= MATERIAL TO PROCESS =

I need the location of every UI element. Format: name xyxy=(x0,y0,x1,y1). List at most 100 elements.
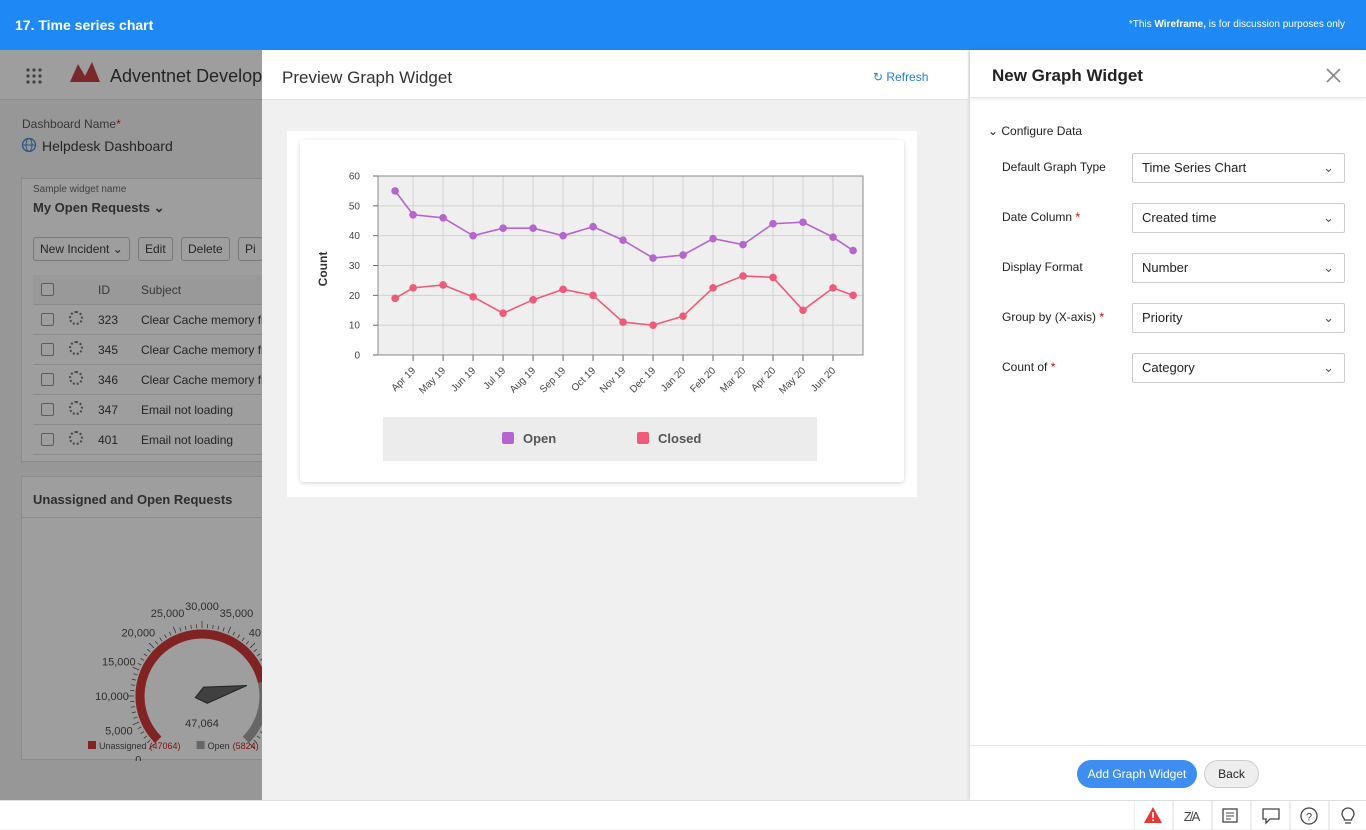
data-point xyxy=(649,321,657,329)
config-panel: New Graph Widget ⌄ Configure Data Defaul… xyxy=(970,50,1366,800)
data-point xyxy=(499,309,507,317)
select-value[interactable]: Priority xyxy=(1142,310,1182,325)
svg-text:?: ? xyxy=(1306,812,1312,824)
data-point xyxy=(769,274,777,282)
legend-box xyxy=(383,417,817,461)
dropdown-arrow[interactable]: ⌄ xyxy=(1323,154,1334,182)
data-point xyxy=(709,235,717,243)
data-point xyxy=(829,284,837,292)
data-point xyxy=(469,232,477,240)
select-value[interactable]: Category xyxy=(1142,360,1195,375)
required-mark: * xyxy=(1051,360,1056,374)
select-box[interactable]: Created time ⌄ xyxy=(1132,203,1345,233)
select-box[interactable]: Category ⌄ xyxy=(1132,353,1345,383)
data-point xyxy=(649,254,657,262)
refresh-text[interactable]: Refresh xyxy=(886,70,928,84)
add-button[interactable]: Add Graph Widget xyxy=(1077,760,1197,788)
data-point xyxy=(529,296,537,304)
idea-icon[interactable] xyxy=(1342,808,1354,823)
label-text: Date Column xyxy=(1002,210,1072,224)
required-mark: * xyxy=(1075,210,1080,224)
legend-label: Open xyxy=(523,431,556,446)
note-text: *This xyxy=(1129,19,1155,30)
data-point xyxy=(799,306,807,314)
label-text: Group by (X-axis) xyxy=(1002,310,1096,324)
form-row: Date Column * Created time ⌄ xyxy=(970,203,1366,233)
select-box[interactable]: Number ⌄ xyxy=(1132,253,1345,283)
data-point xyxy=(439,281,447,289)
translate-icon[interactable]: Z̸A xyxy=(1184,809,1201,824)
refresh-button[interactable]: ↻ Refresh xyxy=(873,70,928,84)
note-bold: Wireframe, xyxy=(1154,19,1206,30)
footer-bar: Z̸A ? xyxy=(0,800,1366,829)
data-point xyxy=(559,232,567,240)
y-axis-label: Count xyxy=(316,252,330,287)
data-point xyxy=(391,295,399,303)
panel-title: New Graph Widget xyxy=(992,66,1143,86)
data-point xyxy=(409,211,417,219)
data-point xyxy=(391,187,399,195)
y-tick-label: 0 xyxy=(354,351,360,362)
data-point xyxy=(849,247,857,255)
select-box[interactable]: Priority ⌄ xyxy=(1132,303,1345,333)
back-button[interactable]: Back xyxy=(1204,760,1259,788)
select-value[interactable]: Created time xyxy=(1142,210,1216,225)
overlay xyxy=(0,50,262,800)
dropdown-arrow[interactable]: ⌄ xyxy=(1323,204,1334,232)
data-point xyxy=(849,292,857,300)
legend-swatch xyxy=(637,432,649,444)
select-value[interactable]: Number xyxy=(1142,260,1188,275)
data-point xyxy=(829,233,837,241)
label-text: Display Format xyxy=(1002,260,1083,274)
data-point xyxy=(739,272,747,280)
legend-label: Closed xyxy=(658,431,701,446)
panel-header: New Graph Widget xyxy=(970,50,1366,98)
divider xyxy=(970,745,1366,746)
section-toggle[interactable]: ⌄ Configure Data xyxy=(988,124,1082,138)
data-point xyxy=(679,312,687,320)
field-label: Default Graph Type xyxy=(1002,160,1106,174)
preview-title: Preview Graph Widget xyxy=(282,68,452,88)
data-point xyxy=(529,224,537,232)
footer-icons: Z̸A ? xyxy=(1134,801,1366,830)
y-tick-label: 30 xyxy=(349,261,361,272)
label-text: Count of xyxy=(1002,360,1047,374)
dropdown-arrow[interactable]: ⌄ xyxy=(1323,254,1334,282)
data-point xyxy=(409,284,417,292)
preview-header: Preview Graph Widget ↻ Refresh xyxy=(262,50,968,100)
field-label: Display Format xyxy=(1002,260,1083,274)
y-tick-label: 50 xyxy=(349,201,361,212)
form-row: Count of * Category ⌄ xyxy=(970,353,1366,383)
select-box[interactable]: Time Series Chart ⌄ xyxy=(1132,153,1345,183)
header-title: 17. Time series chart xyxy=(15,17,153,33)
y-tick-label: 60 xyxy=(349,172,361,183)
data-point xyxy=(439,214,447,222)
data-point xyxy=(619,236,627,244)
preview-panel: Preview Graph Widget ↻ Refresh Count 0 10… xyxy=(262,50,968,800)
data-point xyxy=(499,224,507,232)
form-row: Group by (X-axis) *Priority⌄ xyxy=(970,303,1366,333)
data-point xyxy=(559,286,567,294)
y-tick-label: 40 xyxy=(349,231,361,242)
form-row: Default Graph Type Time Series Chart ⌄ xyxy=(970,153,1366,183)
select-value[interactable]: Time Series Chart xyxy=(1142,160,1246,175)
close-button[interactable] xyxy=(1326,68,1341,83)
data-point xyxy=(619,318,627,326)
field-label: Count of * xyxy=(1002,360,1055,374)
data-point xyxy=(799,218,807,226)
data-point xyxy=(739,241,747,249)
note-text: is for discussion purposes only xyxy=(1206,19,1345,30)
dropdown-arrow[interactable]: ⌄ xyxy=(1323,354,1334,382)
chat-icon[interactable] xyxy=(1263,809,1279,823)
y-tick-label: 10 xyxy=(349,321,361,332)
dropdown-arrow[interactable]: ⌄ xyxy=(1323,304,1334,332)
section-title[interactable]: Configure Data xyxy=(1001,124,1082,138)
header-bar: 17. Time series chart *This Wireframe, i… xyxy=(0,0,1366,50)
form-row: Display Format Number ⌄ xyxy=(970,253,1366,283)
data-point xyxy=(589,292,597,300)
header-note: *This Wireframe, is for discussion purpo… xyxy=(1129,19,1345,30)
label-text: Default Graph Type xyxy=(1002,160,1106,174)
y-tick-label: 20 xyxy=(349,291,361,302)
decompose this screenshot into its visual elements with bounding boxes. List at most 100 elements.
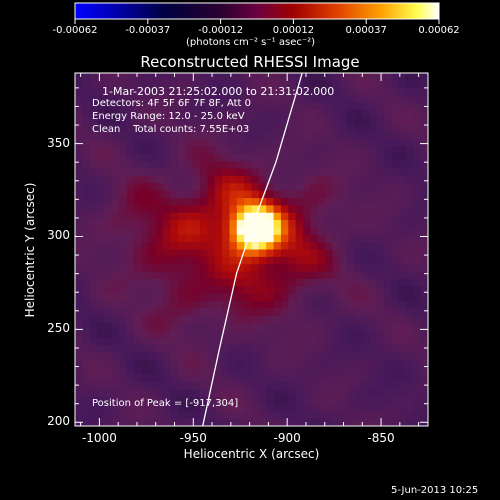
heatmap-cell	[214, 381, 223, 390]
heatmap-cell	[163, 205, 172, 214]
axis-ticks	[75, 73, 428, 426]
heatmap-cell	[200, 198, 208, 206]
heatmap-cell	[111, 315, 120, 324]
heatmap-cell	[141, 367, 150, 376]
heatmap-cell	[141, 308, 150, 317]
colorbar-tick-label: -0.00062	[52, 25, 98, 36]
heatmap-cell	[229, 117, 238, 126]
heatmap-cell	[347, 190, 356, 199]
heatmap-cell	[192, 234, 201, 243]
heatmap-cell	[405, 87, 414, 96]
heatmap-cell	[141, 352, 150, 361]
heatmap-cell	[258, 80, 267, 89]
heatmap-cell	[177, 403, 186, 412]
heatmap-cell	[273, 161, 282, 170]
heatmap-cell	[200, 330, 208, 339]
heatmap-cell	[192, 183, 201, 192]
heatmap-cell	[310, 87, 319, 96]
heatmap-cell	[222, 352, 231, 361]
heatmap-cell	[155, 286, 164, 295]
heatmap-cell	[354, 117, 363, 126]
heatmap-cell	[266, 242, 275, 251]
heatmap-cell	[405, 220, 414, 229]
heatmap-cell	[369, 131, 378, 140]
heatmap-cell	[413, 117, 422, 126]
heatmap-cell	[229, 403, 238, 412]
heatmap-cell	[111, 352, 120, 361]
heatmap-cell	[177, 73, 186, 81]
heatmap-cell	[75, 124, 83, 133]
heatmap-cell	[89, 256, 98, 265]
heatmap-cell	[420, 345, 428, 354]
heatmap-cell	[133, 205, 142, 214]
heatmap-cell	[170, 249, 179, 258]
heatmap-cell	[354, 352, 363, 361]
heatmap-cell	[295, 109, 304, 118]
heatmap-cell	[75, 87, 83, 96]
heatmap-cell	[200, 190, 208, 199]
heatmap-cell	[339, 315, 348, 324]
heatmap-cell	[332, 161, 341, 170]
heatmap-cell	[133, 242, 142, 251]
heatmap-cell	[413, 227, 422, 236]
heatmap-cell	[97, 102, 106, 111]
heatmap-cell	[133, 227, 142, 236]
heatmap-cell	[347, 396, 356, 405]
heatmap-cell	[229, 212, 238, 221]
heatmap-cell	[126, 168, 135, 177]
heatmap-cell	[288, 330, 297, 339]
detectors-annotation: Detectors: 4F 5F 6F 7F 8F, Att 0	[92, 98, 252, 109]
heatmap-cell	[302, 242, 311, 251]
heatmap-cell	[82, 161, 91, 170]
heatmap-cell	[376, 242, 385, 251]
heatmap-cell	[258, 198, 267, 206]
heatmap-cell	[266, 161, 275, 170]
heatmap-cell	[288, 139, 297, 148]
heatmap-cell	[229, 227, 238, 236]
heatmap-cell	[82, 300, 91, 309]
heatmap-cell	[339, 175, 348, 184]
heatmap-cell	[266, 293, 275, 302]
heatmap-cell	[369, 381, 378, 390]
heatmap-cell	[376, 102, 385, 111]
heatmap-cell	[119, 315, 128, 324]
heatmap-cell	[398, 131, 407, 140]
heatmap-cell	[89, 205, 98, 214]
heatmap-cell	[177, 234, 186, 243]
heatmap-cell	[376, 220, 385, 229]
heatmap-cell	[413, 337, 422, 346]
heatmap-cell	[251, 153, 260, 162]
heatmap-cell	[266, 227, 275, 236]
heatmap-cell	[177, 367, 186, 376]
heatmap-cell	[185, 293, 194, 302]
heatmap-cell	[75, 381, 83, 390]
heatmap-cell	[97, 359, 106, 368]
heatmap-cell	[280, 190, 289, 199]
heatmap-cell	[185, 190, 194, 199]
heatmap-cell	[251, 146, 260, 155]
heatmap-cell	[302, 271, 311, 280]
heatmap-cell	[141, 242, 150, 251]
heatmap-cell	[97, 242, 106, 251]
heatmap-cell	[295, 249, 304, 258]
heatmap-cell	[332, 183, 341, 192]
heatmap-cell	[310, 278, 319, 287]
colorbar-tick-label: -0.00037	[125, 25, 171, 36]
heatmap-cell	[251, 161, 260, 170]
heatmap-cell	[288, 293, 297, 302]
heatmap-cell	[148, 183, 157, 192]
heatmap-cell	[405, 117, 414, 126]
heatmap-cell	[192, 175, 201, 184]
heatmap-cell	[89, 300, 98, 309]
heatmap-cell	[97, 220, 106, 229]
heatmap-cell	[244, 359, 253, 368]
heatmap-cell	[398, 300, 407, 309]
heatmap-cell	[295, 411, 304, 420]
heatmap-cell	[214, 183, 223, 192]
heatmap-cell	[163, 175, 172, 184]
heatmap	[75, 73, 428, 426]
heatmap-cell	[192, 337, 201, 346]
heatmap-cell	[163, 264, 172, 273]
heatmap-cell	[244, 264, 253, 273]
heatmap-cell	[126, 374, 135, 383]
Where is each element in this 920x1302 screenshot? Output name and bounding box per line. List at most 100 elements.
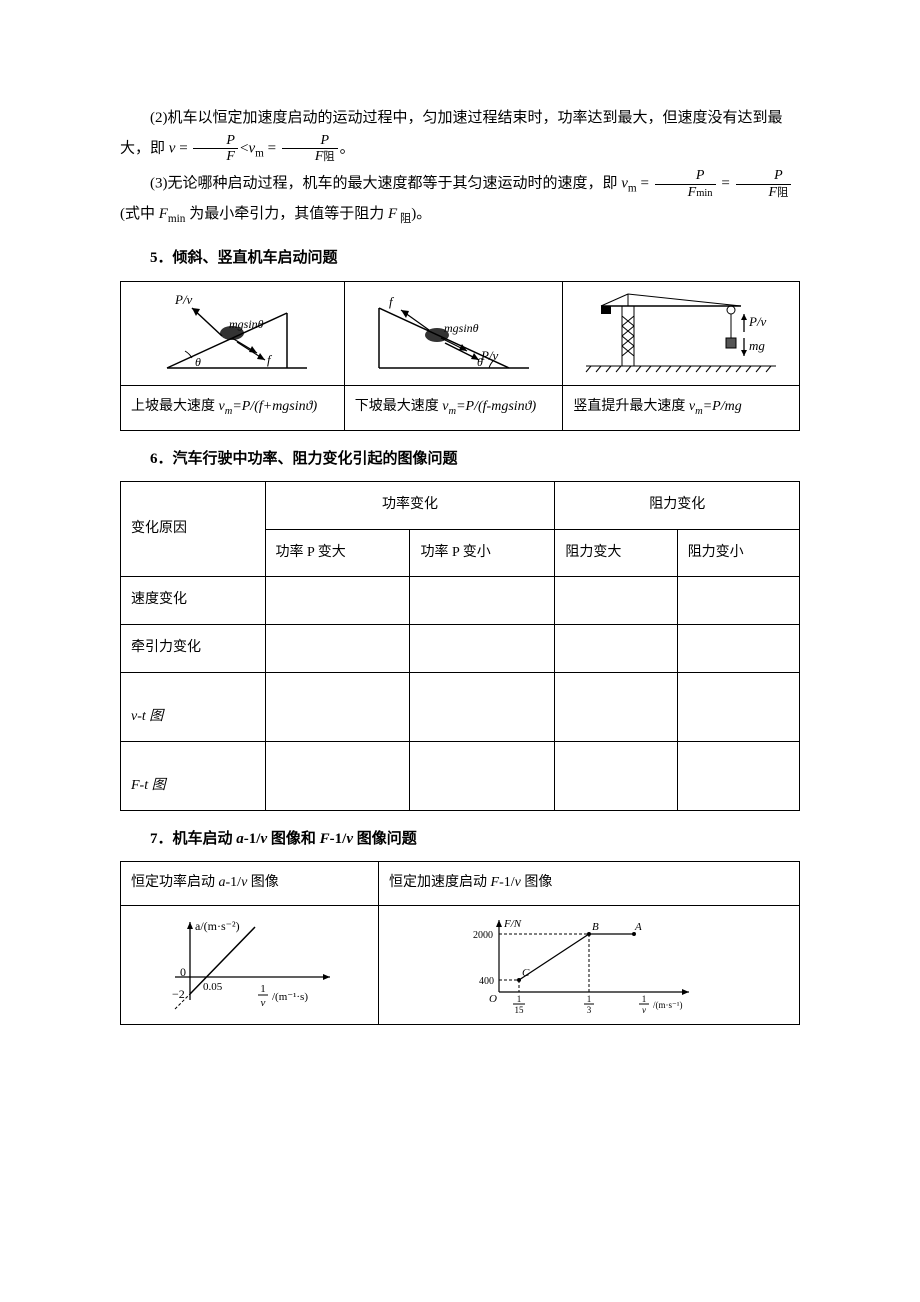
d2-theta: θ [477,355,483,369]
p2-eq: = [175,140,191,156]
p3-f1d: Fmin [655,185,716,200]
c3c: m [695,406,703,417]
c1-neg2: −2 [172,987,185,1001]
c3d: =P/mg [703,399,742,414]
c2a: 下坡最大速度 [355,399,443,414]
c2-x1n: 1 [517,994,522,1004]
s7c: -1/ [244,831,261,847]
c2-y400: 400 [479,976,494,987]
downhill-caption: 下坡最大速度 vm=P/(f-mgsinϑ) [344,385,563,430]
d1-mgsin: mgsinθ [229,317,264,331]
chart-a-1v: a/(m·s⁻²) 0 −2 0.05 1 v /(m⁻¹·s) [121,905,379,1024]
p3-fminsub: min [168,213,186,225]
h72e: 图像 [521,875,553,890]
c1-xl-num: 1 [260,983,266,995]
c1-xl-den: v [260,997,265,1009]
s7h: v [346,831,353,847]
crane-diagram: P/v mg [563,281,800,385]
p2-frac2: PF阻 [282,133,338,165]
c2-O: O [489,993,497,1005]
h71e: 图像 [247,875,279,890]
p3-f2n: P [736,168,792,184]
h71c: -1/ [226,875,242,890]
c43 [555,741,677,810]
p3-f2d: F阻 [736,185,792,200]
s7i: 图像问题 [353,831,417,847]
p2-f2d-sub: 阻 [323,151,334,163]
r-up: 阻力变大 [555,529,677,577]
c42 [410,741,555,810]
p3-eq: = [637,176,653,192]
p2-eq2: = [264,140,280,156]
p3-fres: F [388,206,397,222]
p3-vm: v [621,176,628,192]
d3-pv: P/v [748,314,767,329]
c24 [677,624,799,672]
s7e: 图像和 [267,831,320,847]
c2-y2000: 2000 [473,930,493,941]
d3-mg: mg [749,338,765,353]
p2-f1n: P [193,133,238,149]
h72a: 恒定加速度启动 [389,875,491,890]
d1-f: f [267,352,273,367]
change-table: 变化原因 功率变化 阻力变化 功率 P 变大 功率 P 变小 阻力变大 阻力变小… [120,481,800,810]
c11 [265,577,410,625]
h71: 恒定功率启动 a-1/v 图像 [121,862,379,906]
h72c: -1/ [499,875,515,890]
row-vt-label: v-t 图 [131,709,163,724]
c41 [265,741,410,810]
graph-table: 恒定功率启动 a-1/v 图像 恒定加速度启动 F-1/v 图像 a/(m·s⁻… [120,861,800,1025]
p-down: 功率 P 变小 [410,529,555,577]
p3-note: (式中 [120,206,159,222]
c2-x2d: 3 [587,1005,592,1015]
vertical-caption: 竖直提升最大速度 vm=P/mg [563,385,800,430]
c31 [265,672,410,741]
c13 [555,577,677,625]
p3-frac1: PFmin [655,168,716,200]
row-force: 牵引力变化 [121,624,266,672]
h71a: 恒定功率启动 [131,875,219,890]
incline-table: P/v mgsinθ f θ f [120,281,800,431]
section-5-title: 5．倾斜、竖直机车启动问题 [150,244,800,273]
p3-fressub: 阻 [397,213,411,225]
c2-xlu: /(m·s⁻¹) [653,1000,682,1010]
p3-f2d-f: F [769,185,778,200]
c32 [410,672,555,741]
p3-note2: 为最小牵引力，其值等于阻力 [185,206,388,222]
c2-ylabel: F/N [503,918,522,930]
c1-zero: 0 [180,965,186,979]
h-cause: 变化原因 [121,482,266,577]
row-speed: 速度变化 [121,577,266,625]
p3-vmsub: m [628,183,637,195]
p3-end: )。 [411,206,431,222]
p2-vmsub: m [255,147,264,159]
h71b: a [219,875,226,890]
c2d: =P/(f-mgsinϑ) [456,399,536,414]
row-ft-label: F-t 图 [131,778,166,793]
c2-xln: 1 [642,994,647,1004]
p2-f1d: F [193,149,238,164]
p3-f1d-sub: min [696,188,712,199]
uphill-diagram: P/v mgsinθ f θ [121,281,345,385]
paragraph-3: (3)无论哪种启动过程，机车的最大速度都等于其匀速运动时的速度，即 vm = P… [120,168,800,230]
c2-C: C [522,967,530,979]
p-up: 功率 P 变大 [265,529,410,577]
c34 [677,672,799,741]
s7g: -1/ [330,831,347,847]
c2-x2n: 1 [587,994,592,1004]
uphill-caption: 上坡最大速度 vm=P/(f+mgsinϑ) [121,385,345,430]
c21 [265,624,410,672]
d2-mgsin: mgsinθ [444,321,479,335]
p3-frac2: PF阻 [736,168,792,200]
c33 [555,672,677,741]
p3-fmin: F [159,206,168,222]
chart-f-1v: F/N 2000 400 B A C O 1 15 1 3 1 v /(m·s⁻… [379,905,800,1024]
p3-f1n: P [655,168,716,184]
c1-xl-unit: /(m⁻¹·s) [272,991,308,1003]
h72: 恒定加速度启动 F-1/v 图像 [379,862,800,906]
c3a: 竖直提升最大速度 [573,399,689,414]
c1-ylabel: a/(m·s⁻²) [195,919,240,933]
h-power: 功率变化 [265,482,555,530]
c2-x1d: 15 [515,1005,525,1015]
section-7-title: 7．机车启动 a-1/v 图像和 F-1/v 图像问题 [150,825,800,854]
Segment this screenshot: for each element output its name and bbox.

= WHAT THE TASK ASKS =
Copy out the lines of the records unchanged, beginning at the line that contains "381, 223, 390]" and ending after the line that contains "352, 363, 361]".

= FINISHED TASK =
heatmap-cell	[214, 381, 223, 390]
heatmap-cell	[163, 205, 172, 214]
axis-ticks	[75, 73, 428, 426]
heatmap-cell	[200, 198, 208, 206]
heatmap-cell	[111, 315, 120, 324]
heatmap-cell	[141, 367, 150, 376]
heatmap-cell	[141, 308, 150, 317]
colorbar-tick-label: -0.00062	[52, 25, 98, 36]
heatmap-cell	[229, 117, 238, 126]
heatmap-cell	[347, 190, 356, 199]
heatmap-cell	[192, 234, 201, 243]
heatmap-cell	[405, 87, 414, 96]
heatmap-cell	[141, 352, 150, 361]
heatmap-cell	[258, 80, 267, 89]
heatmap-cell	[177, 403, 186, 412]
heatmap-cell	[273, 161, 282, 170]
heatmap-cell	[200, 330, 208, 339]
heatmap-cell	[192, 183, 201, 192]
heatmap-cell	[310, 87, 319, 96]
heatmap-cell	[222, 352, 231, 361]
heatmap-cell	[155, 286, 164, 295]
heatmap-cell	[354, 117, 363, 126]
heatmap-cell	[266, 242, 275, 251]
heatmap-cell	[405, 220, 414, 229]
heatmap-cell	[369, 131, 378, 140]
heatmap-cell	[413, 117, 422, 126]
heatmap-cell	[229, 403, 238, 412]
heatmap-cell	[111, 352, 120, 361]
heatmap-cell	[177, 73, 186, 81]
heatmap-cell	[75, 124, 83, 133]
heatmap-cell	[89, 256, 98, 265]
heatmap-cell	[420, 345, 428, 354]
heatmap-cell	[133, 205, 142, 214]
heatmap-cell	[170, 249, 179, 258]
heatmap-cell	[354, 352, 363, 361]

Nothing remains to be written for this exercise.